(Stored records)
========
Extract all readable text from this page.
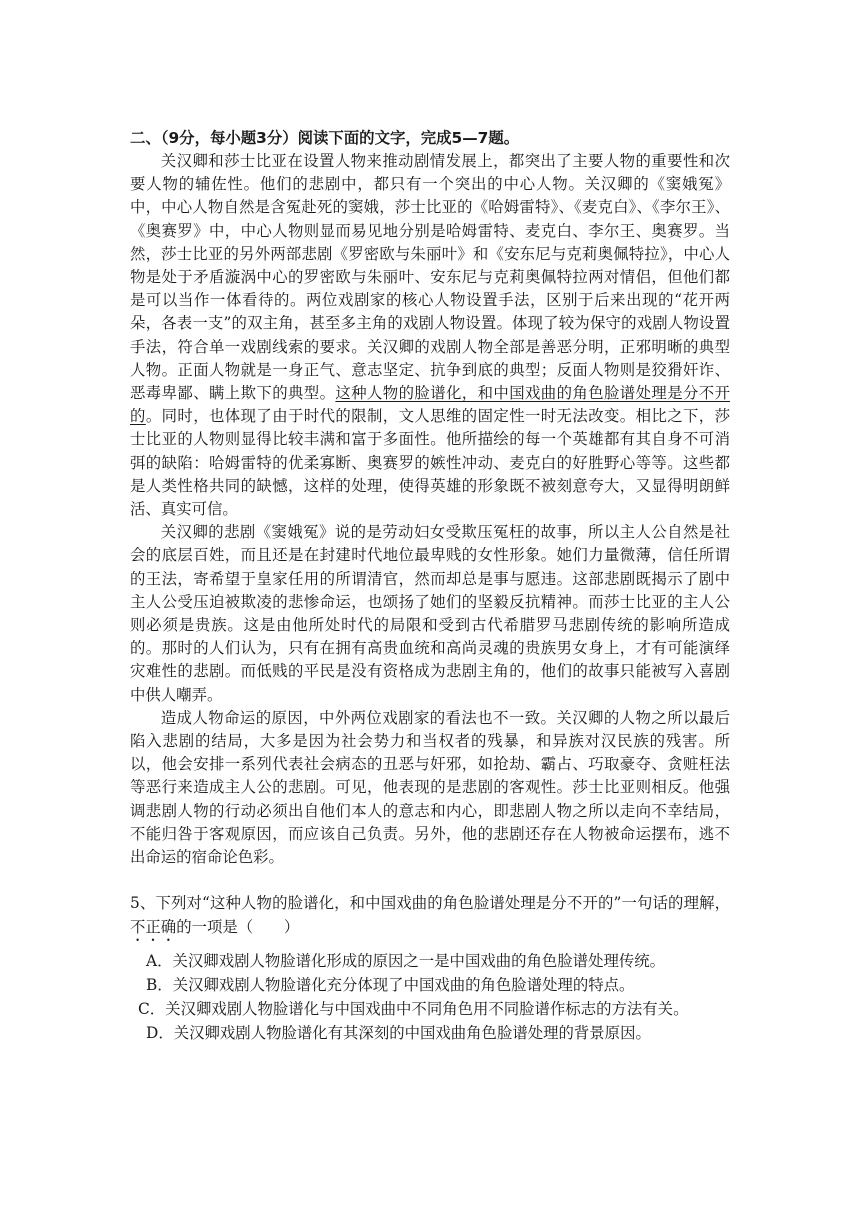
二、（9分，每小题3分）阅读下面的文字，完成5—7题。

关汉卿和莎士比亚在设置人物来推动剧情发展上，都突出了主要人物的重要性和次要人物的辅佐性。他们的悲剧中，都只有一个突出的中心人物。关汉卿的《窦娥冤》中，中心人物自然是含冤赴死的窦娥，莎士比亚的《哈姆雷特》、《麦克白》、《李尔王》、《奥赛罗》中，中心人物则显而易见地分别是哈姆雷特、麦克白、李尔王、奥赛罗。当然，莎士比亚的另外两部悲剧《罗密欧与朱丽叶》和《安东尼与克莉奥佩特拉》，中心人物是处于矛盾漩涡中心的罗密欧与朱丽叶、安东尼与克莉奥佩特拉两对情侣，但他们都是可以当作一体看待的。两位戏剧家的核心人物设置手法，区别于后来出现的“花开两朵，各表一支”的双主角，甚至多主角的戏剧人物设置。体现了较为保守的戏剧人物设置手法，符合单一戏剧线索的要求。关汉卿的戏剧人物全部是善恶分明，正邪明晰的典型人物。正面人物就是一身正气、意志坚定、抗争到底的典型；反面人物则是狡猾奸诈、恶毒卑鄙、瞒上欺下的典型。这种人物的脸谱化，和中国戏曲的角色脸谱处理是分不开的。同时，也体现了由于时代的限制，文人思维的固定性一时无法改变。相比之下，莎士比亚的人物则显得比较丰满和富于多面性。他所描绘的每一个英雄都有其自身不可消弭的缺陷：哈姆雷特的优柔寡断、奥赛罗的嫉性冲动、麦克白的好胜野心等等。这些都是人类性格共同的缺憾，这样的处理，使得英雄的形象既不被刻意夸大，又显得明朗鲜活、真实可信。

关汉卿的悲剧《窦娥冤》说的是劳动妇女受欺压冤枉的故事，所以主人公自然是社会的底层百姓，而且还是在封建时代地位最卑贱的女性形象。她们力量微薄，信任所谓的王法，寄希望于皇家任用的所谓清官，然而却总是事与愿违。这部悲剧既揭示了剧中主人公受压迫被欺凌的悲惨命运，也颂扬了她们的坚毅反抗精神。而莎士比亚的主人公则必须是贵族。这是由他所处时代的局限和受到古代希腊罗马悲剧传统的影响所造成的。那时的人们认为，只有在拥有高贵血统和高尚灵魂的贵族男女身上，才有可能演绎灾难性的悲剧。而低贱的平民是没有资格成为悲剧主角的，他们的故事只能被写入喜剧中供人嘲弄。

造成人物命运的原因，中外两位戏剧家的看法也不一致。关汉卿的人物之所以最后陷入悲剧的结局，大多是因为社会势力和当权者的残暴，和异族对汉民族的残害。所以，他会安排一系列代表社会病态的丑恶与奸邪，如抢劫、霸占、巧取豪夺、贪赃枉法等恶行来造成主人公的悲剧。可见，他表现的是悲剧的客观性。莎士比亚则相反。他强调悲剧人物的行动必须出自他们本人的意志和内心，即悲剧人物之所以走向不幸结局，不能归咎于客观原因，而应该自己负责。另外，他的悲剧还存在人物被命运摆布，逃不出命运的宿命论色彩。

5、下列对“这种人物的脸谱化，和中国戏曲的角色脸谱处理是分不开的”一句话的理解，不正确的一项是（　　）

A．关汉卿戏剧人物脸谱化形成的原因之一是中国戏曲的角色脸谱处理传统。

B．关汉卿戏剧人物脸谱化充分体现了中国戏曲的角色脸谱处理的特点。

C．关汉卿戏剧人物脸谱化与中国戏曲中不同角色用不同脸谱作标志的方法有关。

D．关汉卿戏剧人物脸谱化有其深刻的中国戏曲角色脸谱处理的背景原因。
========
Pictures in the data above should not be copied; transcribe everything else exactly.

__ANSWER TO THE EXERCISE__.
Extract all readable text from this page.
二、（9分，每小题3分）阅读下面的文字，完成5—7题。

关汉卿和莎士比亚在设置人物来推动剧情发展上，都突出了主要人物的重要性和次要人物的辅佐性。他们的悲剧中，都只有一个突出的中心人物。关汉卿的《窦娥冤》中，中心人物自然是含冤赴死的窦娥，莎士比亚的《哈姆雷特》、《麦克白》、《李尔王》、《奥赛罗》中，中心人物则显而易见地分别是哈姆雷特、麦克白、李尔王、奥赛罗。当然，莎士比亚的另外两部悲剧《罗密欧与朱丽叶》和《安东尼与克莉奥佩特拉》，中心人物是处于矛盾漩涡中心的罗密欧与朱丽叶、安东尼与克莉奥佩特拉两对情侣，但他们都是可以当作一体看待的。两位戏剧家的核心人物设置手法，区别于后来出现的“花开两朵，各表一支”的双主角，甚至多主角的戏剧人物设置。体现了较为保守的戏剧人物设置手法，符合单一戏剧线索的要求。关汉卿的戏剧人物全部是善恶分明，正邪明晰的典型人物。正面人物就是一身正气、意志坚定、抗争到底的典型；反面人物则是狡猾奸诈、恶毒卑鄙、瞒上欺下的典型。这种人物的脸谱化，和中国戏曲的角色脸谱处理是分不开的。同时，也体现了由于时代的限制，文人思维的固定性一时无法改变。相比之下，莎士比亚的人物则显得比较丰满和富于多面性。他所描绘的每一个英雄都有其自身不可消弭的缺陷：哈姆雷特的优柔寡断、奥赛罗的嫉性冲动、麦克白的好胜野心等等。这些都是人类性格共同的缺憾，这样的处理，使得英雄的形象既不被刻意夸大，又显得明朗鲜活、真实可信。

关汉卿的悲剧《窦娥冤》说的是劳动妇女受欺压冤枉的故事，所以主人公自然是社会的底层百姓，而且还是在封建时代地位最卑贱的女性形象。她们力量微薄，信任所谓的王法，寄希望于皇家任用的所谓清官，然而却总是事与愿违。这部悲剧既揭示了剧中主人公受压迫被欺凌的悲惨命运，也颂扬了她们的坚毅反抗精神。而莎士比亚的主人公则必须是贵族。这是由他所处时代的局限和受到古代希腊罗马悲剧传统的影响所造成的。那时的人们认为，只有在拥有高贵血统和高尚灵魂的贵族男女身上，才有可能演绎灾难性的悲剧。而低贱的平民是没有资格成为悲剧主角的，他们的故事只能被写入喜剧中供人嘲弄。

造成人物命运的原因，中外两位戏剧家的看法也不一致。关汉卿的人物之所以最后陷入悲剧的结局，大多是因为社会势力和当权者的残暴，和异族对汉民族的残害。所以，他会安排一系列代表社会病态的丑恶与奸邪，如抢劫、霸占、巧取豪夺、贪赃枉法等恶行来造成主人公的悲剧。可见，他表现的是悲剧的客观性。莎士比亚则相反。他强调悲剧人物的行动必须出自他们本人的意志和内心，即悲剧人物之所以走向不幸结局，不能归咎于客观原因，而应该自己负责。另外，他的悲剧还存在人物被命运摆布，逃不出命运的宿命论色彩。

5、下列对“这种人物的脸谱化，和中国戏曲的角色脸谱处理是分不开的”一句话的理解，不正确的一项是（　　）

A．关汉卿戏剧人物脸谱化形成的原因之一是中国戏曲的角色脸谱处理传统。

B．关汉卿戏剧人物脸谱化充分体现了中国戏曲的角色脸谱处理的特点。

C．关汉卿戏剧人物脸谱化与中国戏曲中不同角色用不同脸谱作标志的方法有关。

D．关汉卿戏剧人物脸谱化有其深刻的中国戏曲角色脸谱处理的背景原因。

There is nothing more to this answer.